Exercise -
Show only lines that include "table".

%%

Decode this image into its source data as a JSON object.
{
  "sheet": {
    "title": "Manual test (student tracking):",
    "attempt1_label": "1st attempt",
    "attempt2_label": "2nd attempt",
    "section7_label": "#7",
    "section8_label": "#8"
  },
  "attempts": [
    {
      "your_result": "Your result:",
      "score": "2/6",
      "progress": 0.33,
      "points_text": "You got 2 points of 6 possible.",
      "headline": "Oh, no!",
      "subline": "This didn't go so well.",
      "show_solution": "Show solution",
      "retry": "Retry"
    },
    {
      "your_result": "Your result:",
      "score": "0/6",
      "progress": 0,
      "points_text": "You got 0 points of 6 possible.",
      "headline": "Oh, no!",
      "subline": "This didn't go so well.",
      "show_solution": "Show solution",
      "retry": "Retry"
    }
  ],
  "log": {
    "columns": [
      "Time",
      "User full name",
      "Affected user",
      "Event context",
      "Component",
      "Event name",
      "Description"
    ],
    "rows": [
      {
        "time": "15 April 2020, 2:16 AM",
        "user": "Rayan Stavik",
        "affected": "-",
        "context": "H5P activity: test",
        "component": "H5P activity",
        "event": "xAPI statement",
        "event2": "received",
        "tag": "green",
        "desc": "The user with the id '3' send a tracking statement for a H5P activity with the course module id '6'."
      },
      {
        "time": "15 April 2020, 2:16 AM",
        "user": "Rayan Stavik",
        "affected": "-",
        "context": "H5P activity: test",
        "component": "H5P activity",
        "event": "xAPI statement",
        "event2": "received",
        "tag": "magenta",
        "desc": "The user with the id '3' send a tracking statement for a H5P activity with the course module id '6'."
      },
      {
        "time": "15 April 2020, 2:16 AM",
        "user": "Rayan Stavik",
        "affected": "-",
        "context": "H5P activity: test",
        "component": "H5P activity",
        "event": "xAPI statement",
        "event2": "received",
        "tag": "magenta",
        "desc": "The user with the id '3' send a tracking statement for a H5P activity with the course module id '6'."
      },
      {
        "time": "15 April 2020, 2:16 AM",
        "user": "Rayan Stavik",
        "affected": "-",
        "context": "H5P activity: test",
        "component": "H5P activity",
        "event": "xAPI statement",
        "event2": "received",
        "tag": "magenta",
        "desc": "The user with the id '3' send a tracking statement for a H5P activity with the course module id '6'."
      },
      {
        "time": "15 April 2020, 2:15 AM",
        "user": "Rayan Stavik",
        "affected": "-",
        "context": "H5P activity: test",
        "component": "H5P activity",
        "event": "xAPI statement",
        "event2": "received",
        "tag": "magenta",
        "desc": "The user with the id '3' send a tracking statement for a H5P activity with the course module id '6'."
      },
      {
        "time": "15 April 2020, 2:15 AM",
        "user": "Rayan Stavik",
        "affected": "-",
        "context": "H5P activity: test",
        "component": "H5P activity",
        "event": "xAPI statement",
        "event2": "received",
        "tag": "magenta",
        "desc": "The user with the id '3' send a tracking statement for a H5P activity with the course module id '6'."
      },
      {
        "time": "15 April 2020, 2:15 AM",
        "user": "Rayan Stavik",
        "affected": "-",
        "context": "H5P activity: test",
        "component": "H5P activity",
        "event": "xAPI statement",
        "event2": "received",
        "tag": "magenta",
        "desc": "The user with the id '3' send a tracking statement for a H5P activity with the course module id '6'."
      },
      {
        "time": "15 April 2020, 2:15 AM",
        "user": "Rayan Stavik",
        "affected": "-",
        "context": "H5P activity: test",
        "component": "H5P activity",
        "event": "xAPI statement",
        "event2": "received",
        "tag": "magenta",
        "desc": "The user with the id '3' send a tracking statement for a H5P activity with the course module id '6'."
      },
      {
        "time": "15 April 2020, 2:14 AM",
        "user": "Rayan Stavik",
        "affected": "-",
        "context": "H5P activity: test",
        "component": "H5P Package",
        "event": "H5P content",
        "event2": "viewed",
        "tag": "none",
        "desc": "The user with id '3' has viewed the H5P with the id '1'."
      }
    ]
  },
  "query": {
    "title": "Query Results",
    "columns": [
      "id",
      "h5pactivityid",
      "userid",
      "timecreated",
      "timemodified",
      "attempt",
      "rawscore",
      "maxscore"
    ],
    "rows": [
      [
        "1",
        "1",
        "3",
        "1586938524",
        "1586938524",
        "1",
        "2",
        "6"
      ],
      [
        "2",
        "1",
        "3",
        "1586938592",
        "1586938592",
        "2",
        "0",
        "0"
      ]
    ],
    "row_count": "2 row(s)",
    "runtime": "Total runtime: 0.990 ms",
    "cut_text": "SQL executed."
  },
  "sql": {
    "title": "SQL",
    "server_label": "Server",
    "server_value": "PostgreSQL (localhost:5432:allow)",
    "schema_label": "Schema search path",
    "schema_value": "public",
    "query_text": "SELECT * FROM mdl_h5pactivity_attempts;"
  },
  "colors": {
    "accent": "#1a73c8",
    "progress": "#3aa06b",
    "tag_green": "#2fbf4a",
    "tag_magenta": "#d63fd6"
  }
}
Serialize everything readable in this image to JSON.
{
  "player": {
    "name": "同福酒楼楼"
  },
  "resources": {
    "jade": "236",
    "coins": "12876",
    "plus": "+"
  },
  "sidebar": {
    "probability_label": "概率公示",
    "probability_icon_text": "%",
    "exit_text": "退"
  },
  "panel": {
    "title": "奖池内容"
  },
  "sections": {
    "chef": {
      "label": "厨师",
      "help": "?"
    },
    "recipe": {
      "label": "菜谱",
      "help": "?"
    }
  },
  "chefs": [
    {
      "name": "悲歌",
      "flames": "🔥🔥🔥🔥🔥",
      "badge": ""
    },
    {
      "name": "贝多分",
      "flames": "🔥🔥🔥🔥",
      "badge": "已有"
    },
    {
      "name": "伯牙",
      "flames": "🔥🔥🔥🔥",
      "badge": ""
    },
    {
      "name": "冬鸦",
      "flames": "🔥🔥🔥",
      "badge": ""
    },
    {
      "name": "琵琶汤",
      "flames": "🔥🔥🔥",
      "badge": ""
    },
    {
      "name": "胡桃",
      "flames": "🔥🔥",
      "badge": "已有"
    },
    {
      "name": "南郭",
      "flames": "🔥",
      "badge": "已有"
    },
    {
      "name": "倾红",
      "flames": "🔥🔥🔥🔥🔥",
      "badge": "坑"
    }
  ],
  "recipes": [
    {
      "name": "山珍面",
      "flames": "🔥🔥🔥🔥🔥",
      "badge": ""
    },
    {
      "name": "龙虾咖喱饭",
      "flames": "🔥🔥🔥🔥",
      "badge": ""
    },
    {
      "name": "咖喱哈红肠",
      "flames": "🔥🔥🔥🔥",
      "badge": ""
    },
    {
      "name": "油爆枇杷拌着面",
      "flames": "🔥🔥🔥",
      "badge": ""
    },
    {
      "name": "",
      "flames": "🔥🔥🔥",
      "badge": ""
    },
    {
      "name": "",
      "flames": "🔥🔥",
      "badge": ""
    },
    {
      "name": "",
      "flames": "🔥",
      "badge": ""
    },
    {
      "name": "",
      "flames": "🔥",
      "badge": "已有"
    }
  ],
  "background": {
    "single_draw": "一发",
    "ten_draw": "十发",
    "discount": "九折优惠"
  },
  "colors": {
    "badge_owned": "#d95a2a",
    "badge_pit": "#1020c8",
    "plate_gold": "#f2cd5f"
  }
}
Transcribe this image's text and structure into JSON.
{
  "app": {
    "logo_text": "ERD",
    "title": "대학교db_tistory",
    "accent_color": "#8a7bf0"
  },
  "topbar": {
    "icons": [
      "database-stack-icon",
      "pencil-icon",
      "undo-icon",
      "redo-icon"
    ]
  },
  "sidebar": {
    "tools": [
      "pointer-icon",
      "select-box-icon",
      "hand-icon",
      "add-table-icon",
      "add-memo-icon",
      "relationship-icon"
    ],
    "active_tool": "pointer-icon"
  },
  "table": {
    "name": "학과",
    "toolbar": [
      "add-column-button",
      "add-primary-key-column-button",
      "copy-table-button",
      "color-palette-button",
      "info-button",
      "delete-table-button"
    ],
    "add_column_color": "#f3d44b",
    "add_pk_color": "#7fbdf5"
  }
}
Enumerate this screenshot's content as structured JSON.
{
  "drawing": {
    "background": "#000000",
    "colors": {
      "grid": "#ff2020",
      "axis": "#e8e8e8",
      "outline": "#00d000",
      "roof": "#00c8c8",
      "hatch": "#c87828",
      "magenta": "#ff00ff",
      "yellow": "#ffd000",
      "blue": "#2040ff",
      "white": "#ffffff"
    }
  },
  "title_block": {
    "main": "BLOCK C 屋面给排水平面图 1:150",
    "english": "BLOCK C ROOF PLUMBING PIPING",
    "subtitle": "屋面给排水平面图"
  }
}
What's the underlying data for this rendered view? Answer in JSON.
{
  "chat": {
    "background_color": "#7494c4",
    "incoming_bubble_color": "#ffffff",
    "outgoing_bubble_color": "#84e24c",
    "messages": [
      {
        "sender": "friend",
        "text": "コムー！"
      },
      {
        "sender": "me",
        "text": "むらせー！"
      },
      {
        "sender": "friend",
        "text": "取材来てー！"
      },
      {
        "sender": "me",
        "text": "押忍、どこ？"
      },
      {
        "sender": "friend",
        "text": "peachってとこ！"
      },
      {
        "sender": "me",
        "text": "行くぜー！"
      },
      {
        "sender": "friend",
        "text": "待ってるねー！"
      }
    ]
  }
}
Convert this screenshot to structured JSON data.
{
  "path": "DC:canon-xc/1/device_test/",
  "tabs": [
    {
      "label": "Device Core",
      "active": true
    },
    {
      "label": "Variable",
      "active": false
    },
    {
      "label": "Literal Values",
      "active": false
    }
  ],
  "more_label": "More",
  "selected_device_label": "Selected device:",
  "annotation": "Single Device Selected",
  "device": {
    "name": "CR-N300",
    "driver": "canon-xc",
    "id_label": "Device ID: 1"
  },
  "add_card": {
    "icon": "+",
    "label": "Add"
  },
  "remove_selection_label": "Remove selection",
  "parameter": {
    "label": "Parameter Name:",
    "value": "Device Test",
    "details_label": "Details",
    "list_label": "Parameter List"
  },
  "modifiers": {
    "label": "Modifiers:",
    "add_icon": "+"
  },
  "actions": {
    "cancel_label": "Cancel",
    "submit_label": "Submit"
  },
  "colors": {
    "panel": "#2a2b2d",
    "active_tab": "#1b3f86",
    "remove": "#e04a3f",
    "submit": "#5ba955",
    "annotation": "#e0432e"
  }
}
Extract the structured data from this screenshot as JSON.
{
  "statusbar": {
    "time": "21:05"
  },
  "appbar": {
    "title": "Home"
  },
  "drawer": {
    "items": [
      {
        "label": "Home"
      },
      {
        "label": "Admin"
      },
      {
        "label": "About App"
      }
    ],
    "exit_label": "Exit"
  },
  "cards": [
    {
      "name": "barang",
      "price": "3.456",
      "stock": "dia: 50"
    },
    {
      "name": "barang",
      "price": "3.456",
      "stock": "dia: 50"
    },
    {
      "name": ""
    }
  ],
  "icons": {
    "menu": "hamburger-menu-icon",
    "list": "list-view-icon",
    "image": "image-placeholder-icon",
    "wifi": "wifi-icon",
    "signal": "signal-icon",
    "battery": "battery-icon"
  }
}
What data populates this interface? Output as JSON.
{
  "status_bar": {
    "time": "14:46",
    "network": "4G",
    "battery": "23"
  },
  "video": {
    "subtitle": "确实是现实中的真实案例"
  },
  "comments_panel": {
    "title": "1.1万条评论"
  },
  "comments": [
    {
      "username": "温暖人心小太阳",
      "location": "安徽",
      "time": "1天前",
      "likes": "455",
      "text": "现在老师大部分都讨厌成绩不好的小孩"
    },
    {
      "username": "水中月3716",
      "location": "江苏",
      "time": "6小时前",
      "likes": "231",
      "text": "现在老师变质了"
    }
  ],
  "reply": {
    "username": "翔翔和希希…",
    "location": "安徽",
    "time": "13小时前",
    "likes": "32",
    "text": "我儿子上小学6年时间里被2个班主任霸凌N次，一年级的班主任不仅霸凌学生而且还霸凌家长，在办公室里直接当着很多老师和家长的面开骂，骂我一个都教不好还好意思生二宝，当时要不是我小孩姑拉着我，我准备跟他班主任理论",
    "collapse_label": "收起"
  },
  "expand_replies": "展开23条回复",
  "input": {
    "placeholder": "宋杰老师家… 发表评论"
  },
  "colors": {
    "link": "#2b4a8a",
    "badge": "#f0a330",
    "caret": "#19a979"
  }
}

%%

Problem solution -
      "add-table-icon",
  "table": {
      "copy-table-button",
      "delete-table-button"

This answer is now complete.